Records:
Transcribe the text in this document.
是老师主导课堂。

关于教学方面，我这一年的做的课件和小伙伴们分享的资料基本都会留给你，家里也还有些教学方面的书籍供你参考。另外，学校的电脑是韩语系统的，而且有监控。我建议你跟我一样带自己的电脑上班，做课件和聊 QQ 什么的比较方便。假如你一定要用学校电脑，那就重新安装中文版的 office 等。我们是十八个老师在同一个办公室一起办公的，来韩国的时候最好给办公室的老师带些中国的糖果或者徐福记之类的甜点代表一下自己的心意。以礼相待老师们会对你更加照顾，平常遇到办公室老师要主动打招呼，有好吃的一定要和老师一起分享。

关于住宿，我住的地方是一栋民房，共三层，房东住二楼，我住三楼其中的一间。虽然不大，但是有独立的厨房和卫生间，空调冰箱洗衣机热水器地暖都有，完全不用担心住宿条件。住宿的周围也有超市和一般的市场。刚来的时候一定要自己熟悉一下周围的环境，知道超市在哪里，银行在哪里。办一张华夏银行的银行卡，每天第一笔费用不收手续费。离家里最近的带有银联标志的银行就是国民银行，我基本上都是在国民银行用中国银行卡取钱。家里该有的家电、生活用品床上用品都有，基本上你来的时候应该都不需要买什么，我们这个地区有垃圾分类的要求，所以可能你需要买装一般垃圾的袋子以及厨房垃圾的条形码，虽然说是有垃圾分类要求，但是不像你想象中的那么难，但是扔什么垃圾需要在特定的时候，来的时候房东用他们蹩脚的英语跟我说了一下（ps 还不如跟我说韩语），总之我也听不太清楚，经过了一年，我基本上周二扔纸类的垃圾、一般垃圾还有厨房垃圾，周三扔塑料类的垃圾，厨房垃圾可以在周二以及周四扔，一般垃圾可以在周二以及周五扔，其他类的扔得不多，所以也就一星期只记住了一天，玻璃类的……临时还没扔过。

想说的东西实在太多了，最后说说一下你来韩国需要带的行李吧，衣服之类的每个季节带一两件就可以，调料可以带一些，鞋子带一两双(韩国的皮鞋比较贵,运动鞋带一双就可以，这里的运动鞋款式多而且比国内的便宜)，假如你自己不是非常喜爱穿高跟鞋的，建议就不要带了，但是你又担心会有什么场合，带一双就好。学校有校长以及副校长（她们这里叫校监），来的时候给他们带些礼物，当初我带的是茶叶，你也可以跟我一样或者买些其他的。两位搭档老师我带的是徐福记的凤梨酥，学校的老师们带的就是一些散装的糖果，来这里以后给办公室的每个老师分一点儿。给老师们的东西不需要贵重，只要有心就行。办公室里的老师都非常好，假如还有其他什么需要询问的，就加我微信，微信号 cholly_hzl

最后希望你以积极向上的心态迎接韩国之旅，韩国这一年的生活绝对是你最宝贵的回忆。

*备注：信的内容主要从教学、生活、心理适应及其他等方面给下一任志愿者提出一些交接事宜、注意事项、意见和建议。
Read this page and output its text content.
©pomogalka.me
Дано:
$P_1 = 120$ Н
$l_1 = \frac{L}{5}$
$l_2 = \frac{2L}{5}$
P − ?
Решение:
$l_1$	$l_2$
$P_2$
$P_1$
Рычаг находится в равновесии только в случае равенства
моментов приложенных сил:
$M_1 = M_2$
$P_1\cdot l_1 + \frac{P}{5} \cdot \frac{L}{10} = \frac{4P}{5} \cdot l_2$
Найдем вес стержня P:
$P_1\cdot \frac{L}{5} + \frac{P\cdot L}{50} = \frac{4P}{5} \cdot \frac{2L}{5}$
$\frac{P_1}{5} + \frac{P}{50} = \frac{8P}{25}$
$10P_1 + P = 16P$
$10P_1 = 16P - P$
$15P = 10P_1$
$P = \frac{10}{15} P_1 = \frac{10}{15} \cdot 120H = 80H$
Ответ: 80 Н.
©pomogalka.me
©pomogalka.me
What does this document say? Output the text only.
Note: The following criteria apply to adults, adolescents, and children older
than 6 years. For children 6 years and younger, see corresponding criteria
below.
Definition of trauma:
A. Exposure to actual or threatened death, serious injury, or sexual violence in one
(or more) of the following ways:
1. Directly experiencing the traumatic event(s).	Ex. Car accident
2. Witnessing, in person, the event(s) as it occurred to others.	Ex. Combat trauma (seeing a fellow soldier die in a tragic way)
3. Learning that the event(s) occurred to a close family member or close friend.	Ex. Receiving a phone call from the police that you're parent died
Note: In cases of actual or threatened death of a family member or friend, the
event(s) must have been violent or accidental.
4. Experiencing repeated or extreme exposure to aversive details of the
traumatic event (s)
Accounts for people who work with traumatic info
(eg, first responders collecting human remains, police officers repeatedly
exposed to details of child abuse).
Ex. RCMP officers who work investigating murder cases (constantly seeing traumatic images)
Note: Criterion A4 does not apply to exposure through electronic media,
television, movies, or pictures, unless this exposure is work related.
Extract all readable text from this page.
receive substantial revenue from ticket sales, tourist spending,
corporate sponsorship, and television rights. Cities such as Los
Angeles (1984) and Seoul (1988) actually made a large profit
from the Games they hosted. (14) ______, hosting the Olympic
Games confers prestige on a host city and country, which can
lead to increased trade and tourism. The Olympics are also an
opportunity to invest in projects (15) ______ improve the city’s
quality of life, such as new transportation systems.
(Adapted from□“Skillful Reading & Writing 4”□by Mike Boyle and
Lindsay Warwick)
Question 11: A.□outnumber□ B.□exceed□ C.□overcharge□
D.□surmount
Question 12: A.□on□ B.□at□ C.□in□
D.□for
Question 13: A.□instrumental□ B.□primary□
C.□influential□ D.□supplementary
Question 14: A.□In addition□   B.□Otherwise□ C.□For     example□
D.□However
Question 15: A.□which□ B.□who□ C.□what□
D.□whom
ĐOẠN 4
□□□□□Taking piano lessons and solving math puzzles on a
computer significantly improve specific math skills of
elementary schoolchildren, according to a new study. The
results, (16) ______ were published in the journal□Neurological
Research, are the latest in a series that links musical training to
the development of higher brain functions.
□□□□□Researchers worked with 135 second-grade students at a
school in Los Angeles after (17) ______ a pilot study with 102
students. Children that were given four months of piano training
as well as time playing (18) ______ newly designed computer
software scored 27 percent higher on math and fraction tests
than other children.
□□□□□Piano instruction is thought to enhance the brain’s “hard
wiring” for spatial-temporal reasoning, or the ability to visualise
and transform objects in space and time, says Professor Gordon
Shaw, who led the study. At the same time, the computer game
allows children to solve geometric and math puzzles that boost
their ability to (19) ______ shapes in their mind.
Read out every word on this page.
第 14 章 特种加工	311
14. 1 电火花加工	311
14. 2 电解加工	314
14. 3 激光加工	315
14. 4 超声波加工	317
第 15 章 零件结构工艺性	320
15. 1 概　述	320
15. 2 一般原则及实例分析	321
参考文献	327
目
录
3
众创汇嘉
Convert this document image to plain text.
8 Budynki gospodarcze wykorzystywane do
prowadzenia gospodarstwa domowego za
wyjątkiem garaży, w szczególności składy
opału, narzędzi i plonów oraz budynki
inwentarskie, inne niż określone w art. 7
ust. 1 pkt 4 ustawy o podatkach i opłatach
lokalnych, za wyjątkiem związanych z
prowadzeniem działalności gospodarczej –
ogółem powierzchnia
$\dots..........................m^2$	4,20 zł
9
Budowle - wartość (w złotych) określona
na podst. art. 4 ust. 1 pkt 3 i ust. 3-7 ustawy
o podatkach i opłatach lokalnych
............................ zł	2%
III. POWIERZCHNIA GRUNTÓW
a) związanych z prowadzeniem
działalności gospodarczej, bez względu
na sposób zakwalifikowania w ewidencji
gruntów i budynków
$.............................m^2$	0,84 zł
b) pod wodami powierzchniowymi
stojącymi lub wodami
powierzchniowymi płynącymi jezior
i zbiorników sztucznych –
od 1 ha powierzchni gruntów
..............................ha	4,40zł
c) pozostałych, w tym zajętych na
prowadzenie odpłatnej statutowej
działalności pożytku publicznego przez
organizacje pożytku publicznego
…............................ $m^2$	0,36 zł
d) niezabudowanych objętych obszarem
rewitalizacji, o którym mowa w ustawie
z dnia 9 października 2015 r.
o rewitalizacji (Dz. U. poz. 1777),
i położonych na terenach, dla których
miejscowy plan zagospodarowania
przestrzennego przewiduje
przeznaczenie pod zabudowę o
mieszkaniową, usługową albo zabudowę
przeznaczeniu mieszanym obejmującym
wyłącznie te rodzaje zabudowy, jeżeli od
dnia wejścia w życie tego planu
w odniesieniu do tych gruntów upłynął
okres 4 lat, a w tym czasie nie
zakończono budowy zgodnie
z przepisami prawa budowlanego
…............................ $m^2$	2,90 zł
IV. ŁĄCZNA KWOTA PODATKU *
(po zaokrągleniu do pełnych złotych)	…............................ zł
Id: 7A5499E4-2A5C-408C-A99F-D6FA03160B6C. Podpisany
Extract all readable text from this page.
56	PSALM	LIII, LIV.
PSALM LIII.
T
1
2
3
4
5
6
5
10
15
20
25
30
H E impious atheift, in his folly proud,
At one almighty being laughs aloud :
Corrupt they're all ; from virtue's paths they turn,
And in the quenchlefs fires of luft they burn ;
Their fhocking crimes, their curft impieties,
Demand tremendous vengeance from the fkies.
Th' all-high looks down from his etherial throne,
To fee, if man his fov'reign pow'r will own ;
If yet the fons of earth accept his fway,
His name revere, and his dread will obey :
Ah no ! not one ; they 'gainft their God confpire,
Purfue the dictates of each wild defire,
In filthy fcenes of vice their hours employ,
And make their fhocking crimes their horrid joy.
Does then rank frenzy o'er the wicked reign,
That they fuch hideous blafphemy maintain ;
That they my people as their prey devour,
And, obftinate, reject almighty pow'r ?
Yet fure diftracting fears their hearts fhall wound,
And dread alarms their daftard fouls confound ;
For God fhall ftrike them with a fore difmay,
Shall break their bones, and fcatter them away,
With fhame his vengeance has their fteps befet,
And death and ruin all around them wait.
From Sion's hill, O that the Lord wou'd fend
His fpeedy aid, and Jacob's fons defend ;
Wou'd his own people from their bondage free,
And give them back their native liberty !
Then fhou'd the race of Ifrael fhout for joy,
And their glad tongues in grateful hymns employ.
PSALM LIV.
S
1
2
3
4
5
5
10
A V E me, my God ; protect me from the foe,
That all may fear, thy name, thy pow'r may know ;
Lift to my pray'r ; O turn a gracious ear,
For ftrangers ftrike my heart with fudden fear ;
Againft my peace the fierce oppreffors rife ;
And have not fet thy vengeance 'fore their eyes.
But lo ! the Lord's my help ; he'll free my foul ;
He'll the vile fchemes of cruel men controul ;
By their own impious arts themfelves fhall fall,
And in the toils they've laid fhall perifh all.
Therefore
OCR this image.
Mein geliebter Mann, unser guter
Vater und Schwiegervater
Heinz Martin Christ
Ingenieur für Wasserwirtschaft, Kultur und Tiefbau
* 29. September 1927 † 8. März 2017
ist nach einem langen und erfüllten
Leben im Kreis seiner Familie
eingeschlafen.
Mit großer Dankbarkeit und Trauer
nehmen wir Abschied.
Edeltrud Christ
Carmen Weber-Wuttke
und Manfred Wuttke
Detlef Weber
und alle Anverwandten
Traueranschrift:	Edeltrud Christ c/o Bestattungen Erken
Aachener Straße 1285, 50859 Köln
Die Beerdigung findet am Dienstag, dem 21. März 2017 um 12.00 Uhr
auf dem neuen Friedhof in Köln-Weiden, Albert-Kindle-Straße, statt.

### Stated task
Search the data above for the string "traumatic" and copy each line that has it.

### Correct response
1. Directly experiencing the traumatic event(s).	Ex. Car accident
traumatic event (s)
Accounts for people who work with traumatic info
Ex. RCMP officers who work investigating murder cases (constantly seeing traumatic images)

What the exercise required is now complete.